**Exercise aim:** Take every line from the listing below that contains "只能接受一种抗原的刺激".

= = =

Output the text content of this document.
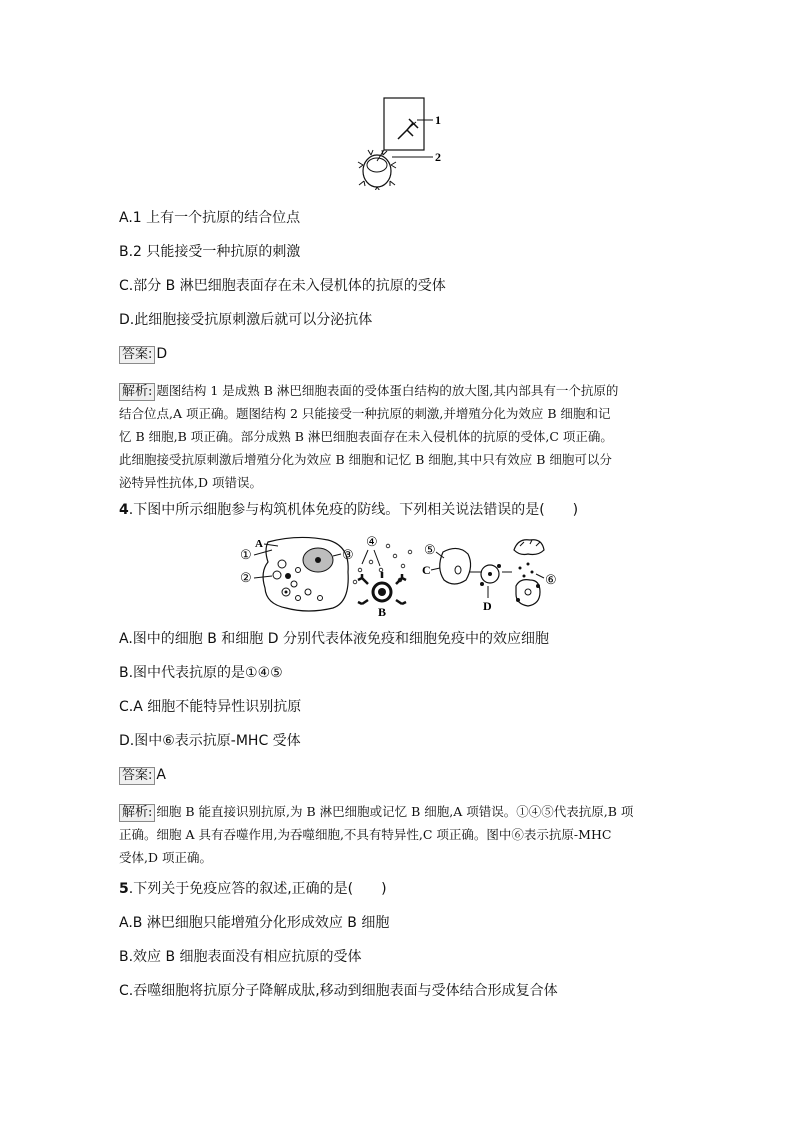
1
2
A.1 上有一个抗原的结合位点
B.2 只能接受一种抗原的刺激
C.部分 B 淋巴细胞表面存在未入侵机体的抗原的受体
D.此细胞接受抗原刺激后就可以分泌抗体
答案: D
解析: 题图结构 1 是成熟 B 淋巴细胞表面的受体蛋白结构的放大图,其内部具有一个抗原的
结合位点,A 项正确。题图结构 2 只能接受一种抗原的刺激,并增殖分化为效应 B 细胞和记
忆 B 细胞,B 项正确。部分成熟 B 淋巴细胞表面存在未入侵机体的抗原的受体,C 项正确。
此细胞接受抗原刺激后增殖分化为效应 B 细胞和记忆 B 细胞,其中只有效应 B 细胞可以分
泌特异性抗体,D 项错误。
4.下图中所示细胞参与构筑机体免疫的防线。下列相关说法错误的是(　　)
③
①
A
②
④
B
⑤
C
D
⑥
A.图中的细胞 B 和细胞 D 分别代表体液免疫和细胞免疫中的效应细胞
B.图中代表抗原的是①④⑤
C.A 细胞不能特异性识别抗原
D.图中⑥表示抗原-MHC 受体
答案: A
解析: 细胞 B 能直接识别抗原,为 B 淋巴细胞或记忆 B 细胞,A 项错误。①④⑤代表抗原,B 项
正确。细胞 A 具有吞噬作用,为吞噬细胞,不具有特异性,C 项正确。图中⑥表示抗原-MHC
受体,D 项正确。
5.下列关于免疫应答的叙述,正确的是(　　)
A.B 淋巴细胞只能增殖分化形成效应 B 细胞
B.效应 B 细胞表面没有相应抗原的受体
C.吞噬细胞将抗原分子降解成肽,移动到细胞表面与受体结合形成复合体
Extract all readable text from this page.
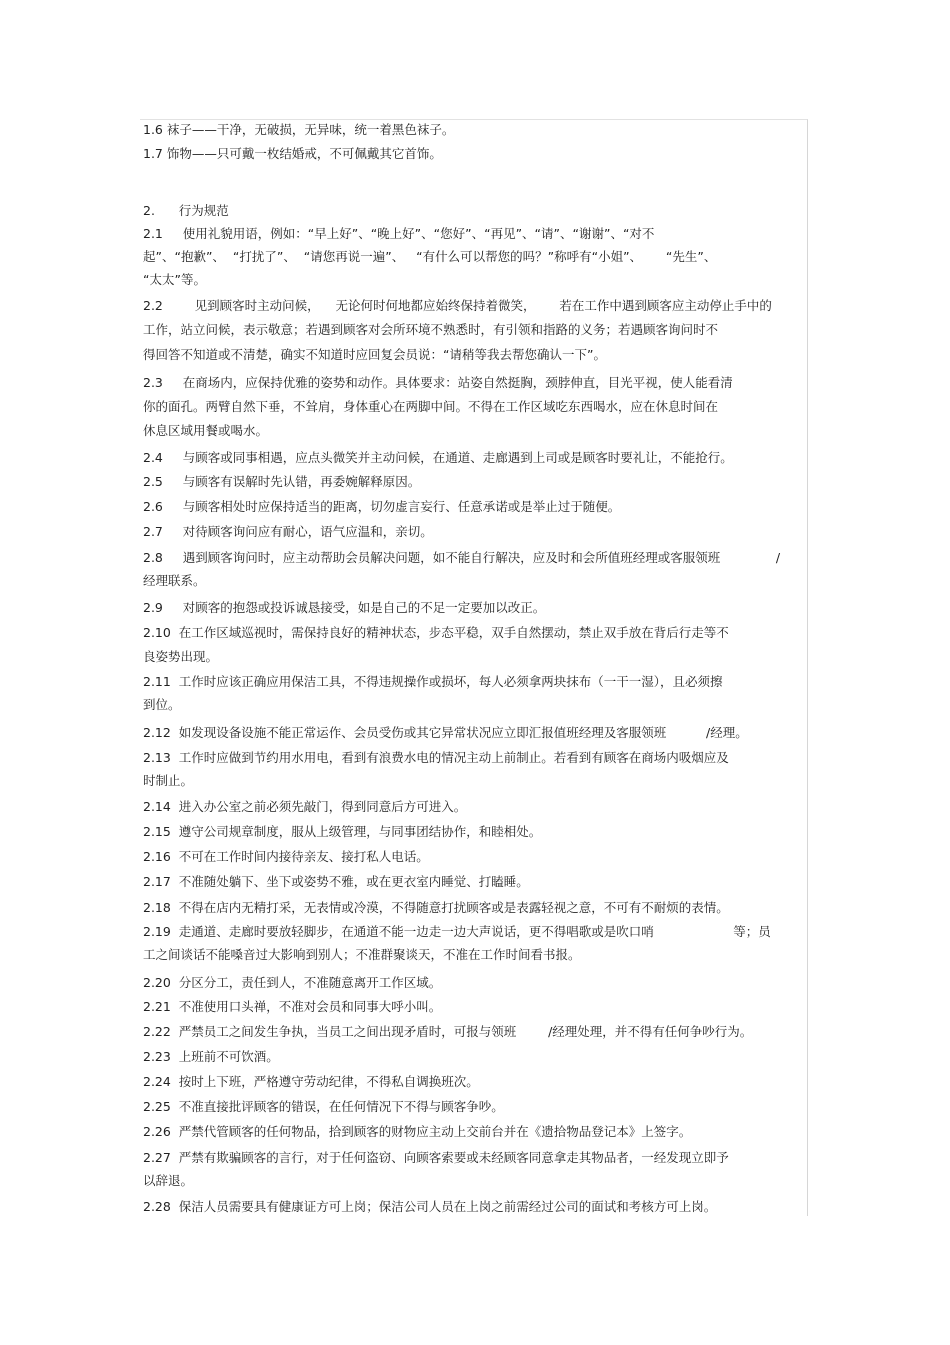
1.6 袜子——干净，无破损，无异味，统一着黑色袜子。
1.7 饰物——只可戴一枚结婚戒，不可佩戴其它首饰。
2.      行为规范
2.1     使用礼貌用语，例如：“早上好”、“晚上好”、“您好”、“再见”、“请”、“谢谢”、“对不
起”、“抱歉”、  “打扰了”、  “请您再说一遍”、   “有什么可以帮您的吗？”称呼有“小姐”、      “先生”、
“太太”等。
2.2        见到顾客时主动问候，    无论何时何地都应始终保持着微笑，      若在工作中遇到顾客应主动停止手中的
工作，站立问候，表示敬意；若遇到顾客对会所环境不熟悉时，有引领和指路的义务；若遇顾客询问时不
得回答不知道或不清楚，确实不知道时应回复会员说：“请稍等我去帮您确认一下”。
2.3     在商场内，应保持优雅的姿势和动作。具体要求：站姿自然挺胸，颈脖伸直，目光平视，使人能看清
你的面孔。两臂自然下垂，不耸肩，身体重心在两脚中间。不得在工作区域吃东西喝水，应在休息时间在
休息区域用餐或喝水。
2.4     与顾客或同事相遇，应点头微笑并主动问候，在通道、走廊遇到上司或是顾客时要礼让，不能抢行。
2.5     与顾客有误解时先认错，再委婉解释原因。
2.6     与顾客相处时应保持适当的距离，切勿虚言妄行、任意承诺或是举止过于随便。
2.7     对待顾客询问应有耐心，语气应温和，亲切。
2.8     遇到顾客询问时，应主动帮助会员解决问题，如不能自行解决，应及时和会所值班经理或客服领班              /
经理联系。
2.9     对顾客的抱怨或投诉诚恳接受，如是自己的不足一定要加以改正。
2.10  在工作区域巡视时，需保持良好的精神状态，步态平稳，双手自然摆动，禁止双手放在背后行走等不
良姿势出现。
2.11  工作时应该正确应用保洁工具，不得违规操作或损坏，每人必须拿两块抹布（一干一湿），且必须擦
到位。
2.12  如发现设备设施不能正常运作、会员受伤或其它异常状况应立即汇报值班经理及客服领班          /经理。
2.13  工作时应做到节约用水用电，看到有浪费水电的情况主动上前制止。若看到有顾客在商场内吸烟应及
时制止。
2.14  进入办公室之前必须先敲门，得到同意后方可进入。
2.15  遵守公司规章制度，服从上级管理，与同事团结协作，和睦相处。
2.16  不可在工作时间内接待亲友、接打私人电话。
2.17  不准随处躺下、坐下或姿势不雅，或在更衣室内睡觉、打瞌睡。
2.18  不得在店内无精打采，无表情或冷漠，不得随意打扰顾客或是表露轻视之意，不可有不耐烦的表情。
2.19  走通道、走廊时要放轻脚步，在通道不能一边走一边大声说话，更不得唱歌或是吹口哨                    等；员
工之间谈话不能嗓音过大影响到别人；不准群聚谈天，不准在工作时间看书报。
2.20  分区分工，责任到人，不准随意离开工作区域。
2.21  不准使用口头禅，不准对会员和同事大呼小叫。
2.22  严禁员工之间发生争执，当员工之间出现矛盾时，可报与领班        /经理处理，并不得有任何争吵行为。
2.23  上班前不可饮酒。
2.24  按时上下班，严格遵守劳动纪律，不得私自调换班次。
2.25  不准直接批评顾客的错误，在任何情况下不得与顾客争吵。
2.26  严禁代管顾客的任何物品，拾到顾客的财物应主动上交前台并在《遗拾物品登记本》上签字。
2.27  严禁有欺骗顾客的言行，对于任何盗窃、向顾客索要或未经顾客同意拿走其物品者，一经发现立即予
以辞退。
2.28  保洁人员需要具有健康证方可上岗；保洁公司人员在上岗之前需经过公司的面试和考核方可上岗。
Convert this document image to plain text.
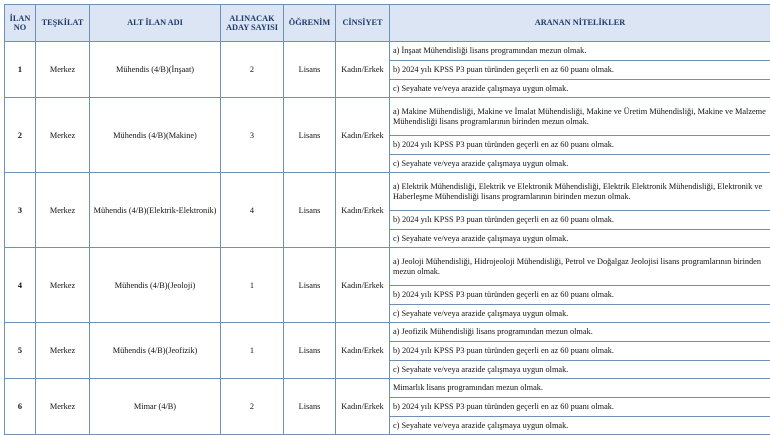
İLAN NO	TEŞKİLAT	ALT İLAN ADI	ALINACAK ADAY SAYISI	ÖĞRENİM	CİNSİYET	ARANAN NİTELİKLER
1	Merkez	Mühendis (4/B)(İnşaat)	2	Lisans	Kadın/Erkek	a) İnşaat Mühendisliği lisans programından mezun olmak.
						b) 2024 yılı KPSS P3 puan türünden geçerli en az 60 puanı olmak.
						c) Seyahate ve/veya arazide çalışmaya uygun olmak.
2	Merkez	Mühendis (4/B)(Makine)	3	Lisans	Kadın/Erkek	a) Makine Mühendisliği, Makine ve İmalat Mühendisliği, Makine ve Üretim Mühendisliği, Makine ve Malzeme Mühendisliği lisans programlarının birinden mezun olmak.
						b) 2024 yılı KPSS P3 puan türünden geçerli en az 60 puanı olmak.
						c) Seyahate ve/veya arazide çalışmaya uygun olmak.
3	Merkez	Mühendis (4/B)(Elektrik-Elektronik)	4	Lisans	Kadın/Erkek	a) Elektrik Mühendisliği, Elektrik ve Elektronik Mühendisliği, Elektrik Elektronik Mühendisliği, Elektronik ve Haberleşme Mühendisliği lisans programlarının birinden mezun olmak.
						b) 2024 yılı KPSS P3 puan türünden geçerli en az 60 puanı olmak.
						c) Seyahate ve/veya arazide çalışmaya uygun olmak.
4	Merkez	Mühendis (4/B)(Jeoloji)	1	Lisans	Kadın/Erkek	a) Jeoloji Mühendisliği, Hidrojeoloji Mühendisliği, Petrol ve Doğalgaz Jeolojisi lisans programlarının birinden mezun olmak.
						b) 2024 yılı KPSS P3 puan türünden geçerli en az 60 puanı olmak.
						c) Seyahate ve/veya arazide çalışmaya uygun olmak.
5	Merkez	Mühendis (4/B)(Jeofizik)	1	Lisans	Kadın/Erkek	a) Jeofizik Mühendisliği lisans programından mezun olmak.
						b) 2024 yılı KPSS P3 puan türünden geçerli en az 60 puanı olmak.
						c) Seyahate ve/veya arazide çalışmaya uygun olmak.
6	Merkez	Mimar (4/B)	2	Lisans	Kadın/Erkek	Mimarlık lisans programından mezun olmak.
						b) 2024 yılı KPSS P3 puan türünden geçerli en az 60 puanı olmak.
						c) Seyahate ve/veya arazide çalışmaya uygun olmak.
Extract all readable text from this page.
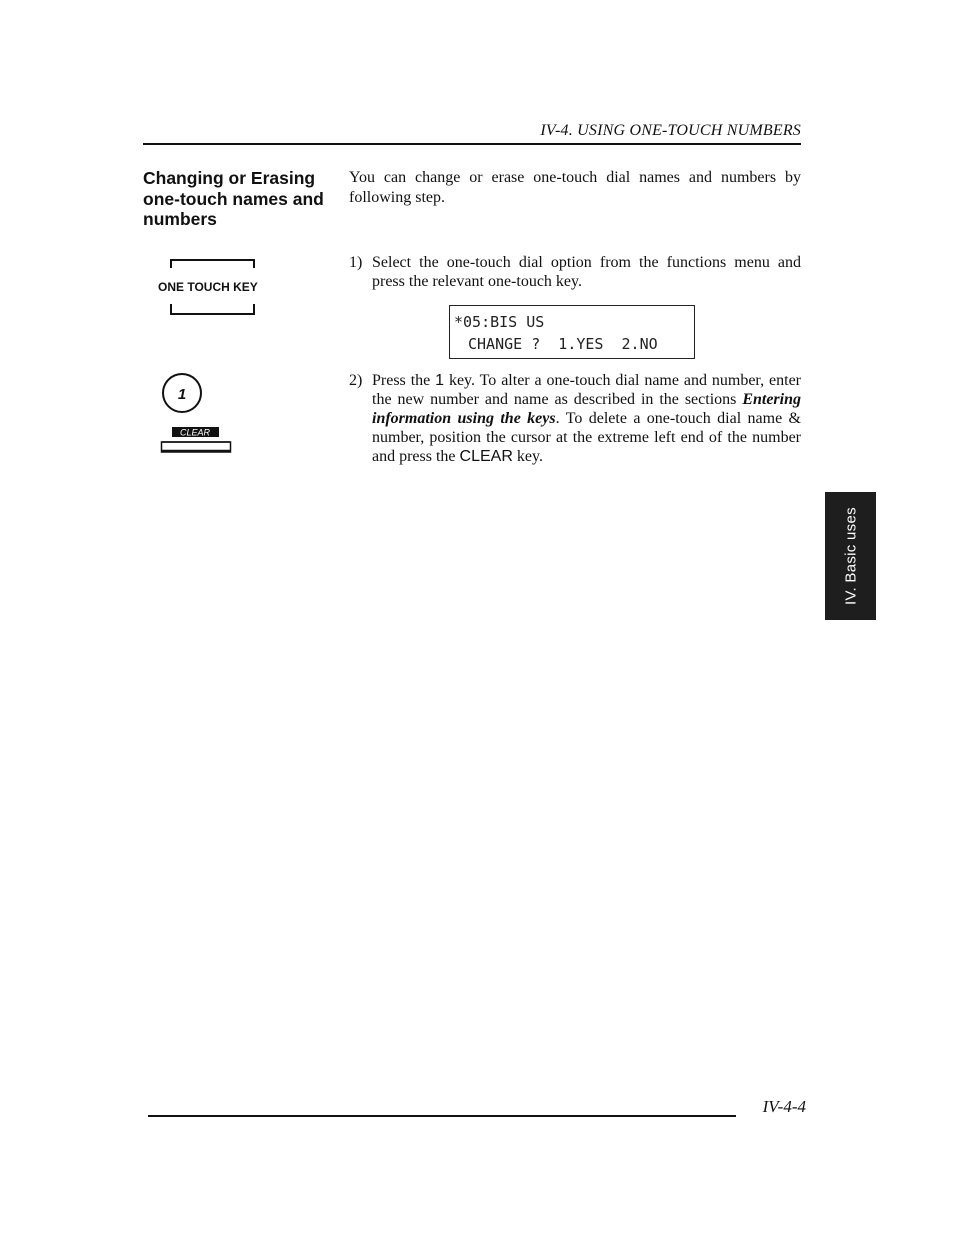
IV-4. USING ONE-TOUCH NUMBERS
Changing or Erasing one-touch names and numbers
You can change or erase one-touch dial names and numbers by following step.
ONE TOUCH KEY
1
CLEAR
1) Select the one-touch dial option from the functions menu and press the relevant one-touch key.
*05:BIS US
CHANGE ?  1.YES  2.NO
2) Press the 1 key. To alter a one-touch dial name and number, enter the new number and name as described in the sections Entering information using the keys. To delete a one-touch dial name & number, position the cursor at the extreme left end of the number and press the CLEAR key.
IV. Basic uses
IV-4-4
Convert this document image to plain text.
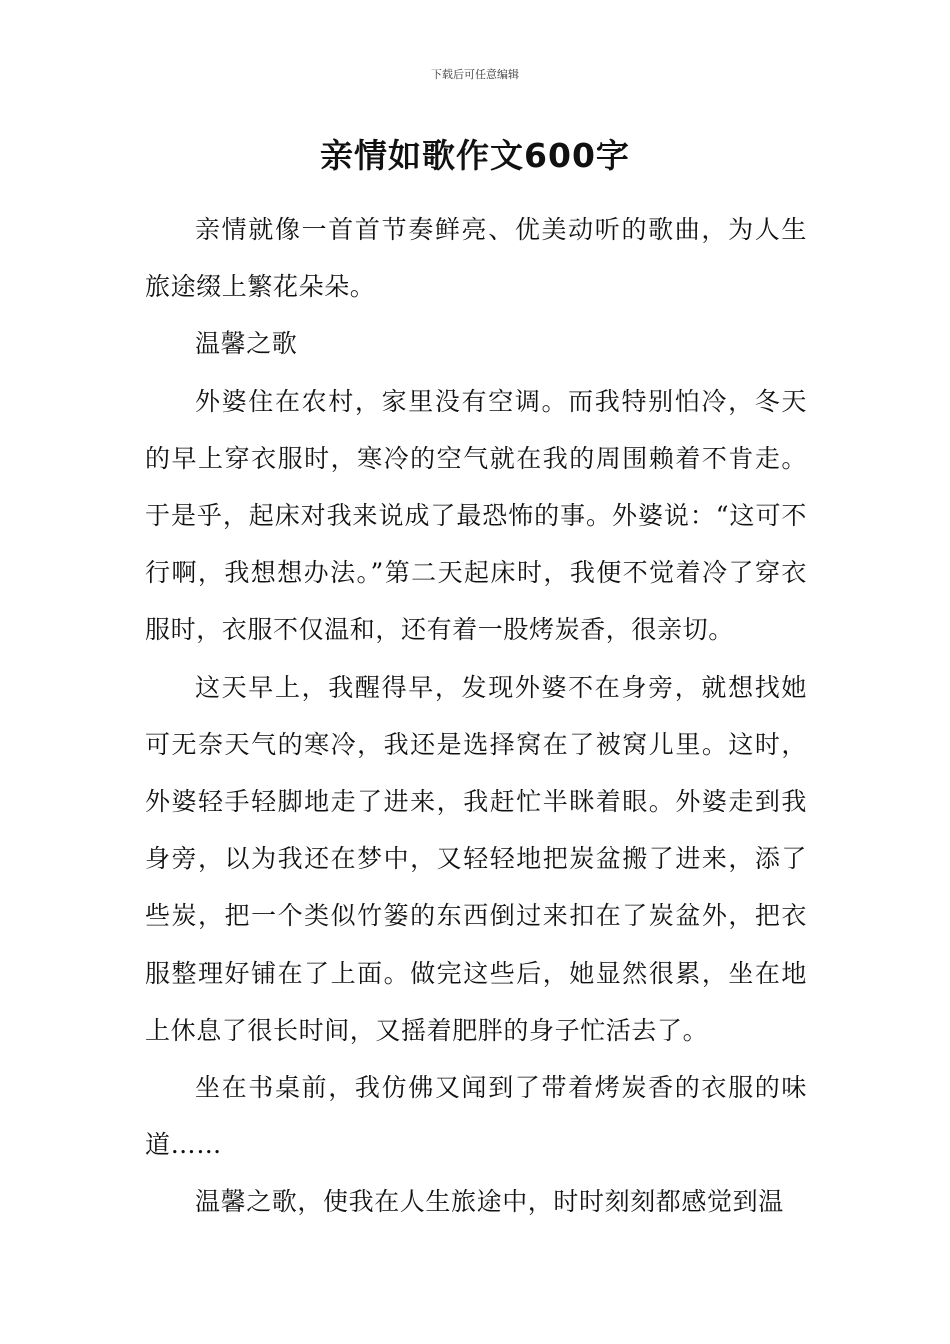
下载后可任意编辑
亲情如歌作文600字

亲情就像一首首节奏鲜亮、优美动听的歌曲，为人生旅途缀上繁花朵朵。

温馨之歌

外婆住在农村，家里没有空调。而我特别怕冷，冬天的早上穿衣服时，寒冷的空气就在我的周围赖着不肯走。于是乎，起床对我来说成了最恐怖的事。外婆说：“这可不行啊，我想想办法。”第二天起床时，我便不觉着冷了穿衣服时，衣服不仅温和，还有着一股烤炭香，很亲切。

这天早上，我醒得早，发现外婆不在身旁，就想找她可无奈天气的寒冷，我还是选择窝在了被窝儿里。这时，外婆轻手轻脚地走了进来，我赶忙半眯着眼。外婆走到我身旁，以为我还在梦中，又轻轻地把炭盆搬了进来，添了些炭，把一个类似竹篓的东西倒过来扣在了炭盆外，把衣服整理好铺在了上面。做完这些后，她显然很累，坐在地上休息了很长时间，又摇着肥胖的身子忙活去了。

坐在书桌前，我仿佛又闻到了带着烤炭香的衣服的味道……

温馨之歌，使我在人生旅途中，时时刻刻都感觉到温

= = =

**Worked answer:**
B.2 只能接受一种抗原的刺激
结合位点,A 项正确。题图结构 2 只能接受一种抗原的刺激,并增殖分化为效应 B 细胞和记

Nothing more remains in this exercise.